** EXERCISE MATERIALS **
┌────────
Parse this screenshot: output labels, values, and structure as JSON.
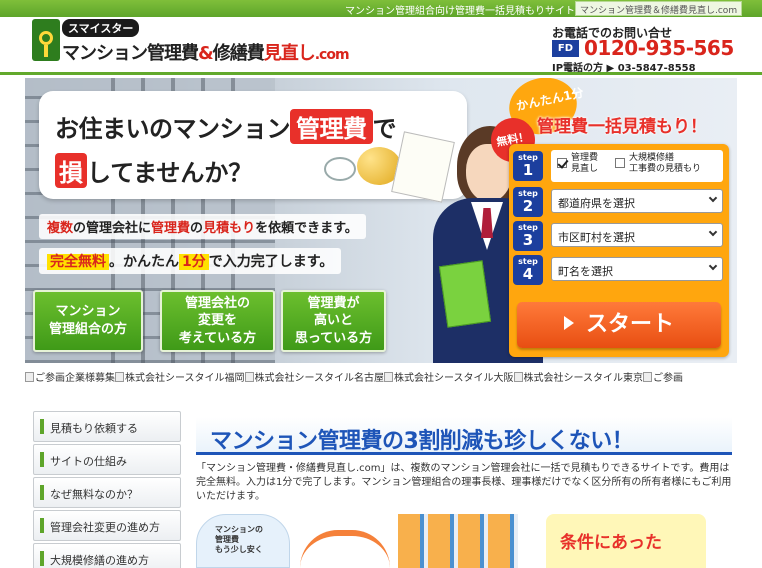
{
  "topbar": {
    "tagline": "マンション管理組合向け管理費一括見積もりサイト！",
    "site_name": "マンション管理費＆修繕費見直し.com"
  },
  "header": {
    "logo_badge": "スマイスター",
    "logo_main": "マンション管理費",
    "logo_amp": "&",
    "logo_mid": "修繕費",
    "logo_red": "見直し",
    "logo_dot": ".com",
    "contact_title": "お電話でのお問い合せ",
    "freedial_icon": "FD",
    "freedial_number": "0120-935-565",
    "ip_phone": "IP電話の方 ▶ 03-5847-8558"
  },
  "hero": {
    "line1_pre": "お住まいのマンション",
    "line1_hl": "管理費",
    "line1_post": "で",
    "line2_hl": "損",
    "line2_post": "してませんか？",
    "info1_a": "複数",
    "info1_b": "の管理会社に",
    "info1_c": "管理費",
    "info1_d": "の",
    "info1_e": "見積もり",
    "info1_f": "を依頼できます。",
    "info2_a": "完全無料",
    "info2_b": "。かんたん",
    "info2_c": "1分",
    "info2_d": "で入力完了します。",
    "buttons": [
      {
        "label": "マンション\n管理組合の方"
      },
      {
        "label": "管理会社の\n変更を\n考えている方"
      },
      {
        "label": "管理費が\n高いと\n思っている方"
      }
    ]
  },
  "form": {
    "badge": "かんたん1分",
    "free_badge": "無料！",
    "title": "管理費一括見積もり！",
    "step_word": "step",
    "steps": [
      "1",
      "2",
      "3",
      "4"
    ],
    "check1_label": "管理費\n見直し",
    "check2_label": "大規模修繕\n工事費の見積もり",
    "select_prefecture": "都道府県を選択",
    "select_city": "市区町村を選択",
    "select_town": "町名を選択",
    "start_label": "スタート"
  },
  "linkrow": {
    "items": [
      "ご参画企業様募集",
      "株式会社シースタイル福岡",
      "株式会社シースタイル名古屋",
      "株式会社シースタイル大阪",
      "株式会社シースタイル東京",
      "ご参画"
    ]
  },
  "sidebar": {
    "items": [
      {
        "label": "見積もり依頼する"
      },
      {
        "label": "サイトの仕組み"
      },
      {
        "label": "なぜ無料なのか？"
      },
      {
        "label": "管理会社変更の進め方"
      },
      {
        "label": "大規模修繕の進め方"
      }
    ]
  },
  "main": {
    "heading": "マンション管理費の3割削減も珍しくない！",
    "body": "「マンション管理費・修繕費見直し.com」は、複数のマンション管理会社に一括で見積もりできるサイトです。費用は完全無料。入力は1分で完了します。マンション管理組合の理事長様、理事様だけでなく区分所有の所有者様にもご利用いただけます。",
    "thumb_cloud": "マンションの\n管理費\nもう少し安く",
    "thumb_yellow": "条件にあった"
  }
}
└────────
** WHAT IS EXPECTED **
Copy out each line word for word, please, skipping the images.

** SOLUTION TO THIS PROBLEM **
Parse this screenshot: output labels, values, and structure as JSON.
{
  "topbar": {
    "tagline": "マンション管理組合向け管理費一括見積もりサイト！",
    "site_name": "マンション管理費＆修繕費見直し.com"
  },
  "header": {
    "logo_badge": "スマイスター",
    "logo_main": "マンション管理費",
    "logo_amp": "&",
    "logo_mid": "修繕費",
    "logo_red": "見直し",
    "logo_dot": ".com",
    "contact_title": "お電話でのお問い合せ",
    "freedial_icon": "FD",
    "freedial_number": "0120-935-565",
    "ip_phone": "IP電話の方 ▶ 03-5847-8558"
  },
  "hero": {
    "line1_pre": "お住まいのマンション",
    "line1_hl": "管理費",
    "line1_post": "で",
    "line2_hl": "損",
    "line2_post": "してませんか？",
    "info1_a": "複数",
    "info1_b": "の管理会社に",
    "info1_c": "管理費",
    "info1_d": "の",
    "info1_e": "見積もり",
    "info1_f": "を依頼できます。",
    "info2_a": "完全無料",
    "info2_b": "。かんたん",
    "info2_c": "1分",
    "info2_d": "で入力完了します。",
    "buttons": [
      {
        "label": "マンション\n管理組合の方"
      },
      {
        "label": "管理会社の\n変更を\n考えている方"
      },
      {
        "label": "管理費が\n高いと\n思っている方"
      }
    ]
  },
  "form": {
    "badge": "かんたん1分",
    "free_badge": "無料！",
    "title": "管理費一括見積もり！",
    "step_word": "step",
    "steps": [
      "1",
      "2",
      "3",
      "4"
    ],
    "check1_label": "管理費\n見直し",
    "check2_label": "大規模修繕\n工事費の見積もり",
    "select_prefecture": "都道府県を選択",
    "select_city": "市区町村を選択",
    "select_town": "町名を選択",
    "start_label": "スタート"
  },
  "linkrow": {
    "items": [
      "ご参画企業様募集",
      "株式会社シースタイル福岡",
      "株式会社シースタイル名古屋",
      "株式会社シースタイル大阪",
      "株式会社シースタイル東京",
      "ご参画"
    ]
  },
  "sidebar": {
    "items": [
      {
        "label": "見積もり依頼する"
      },
      {
        "label": "サイトの仕組み"
      },
      {
        "label": "なぜ無料なのか？"
      },
      {
        "label": "管理会社変更の進め方"
      },
      {
        "label": "大規模修繕の進め方"
      }
    ]
  },
  "main": {
    "heading": "マンション管理費の3割削減も珍しくない！",
    "body": "「マンション管理費・修繕費見直し.com」は、複数のマンション管理会社に一括で見積もりできるサイトです。費用は完全無料。入力は1分で完了します。マンション管理組合の理事長様、理事様だけでなく区分所有の所有者様にもご利用いただけます。",
    "thumb_cloud": "マンションの\n管理費\nもう少し安く",
    "thumb_yellow": "条件にあった"
  }
}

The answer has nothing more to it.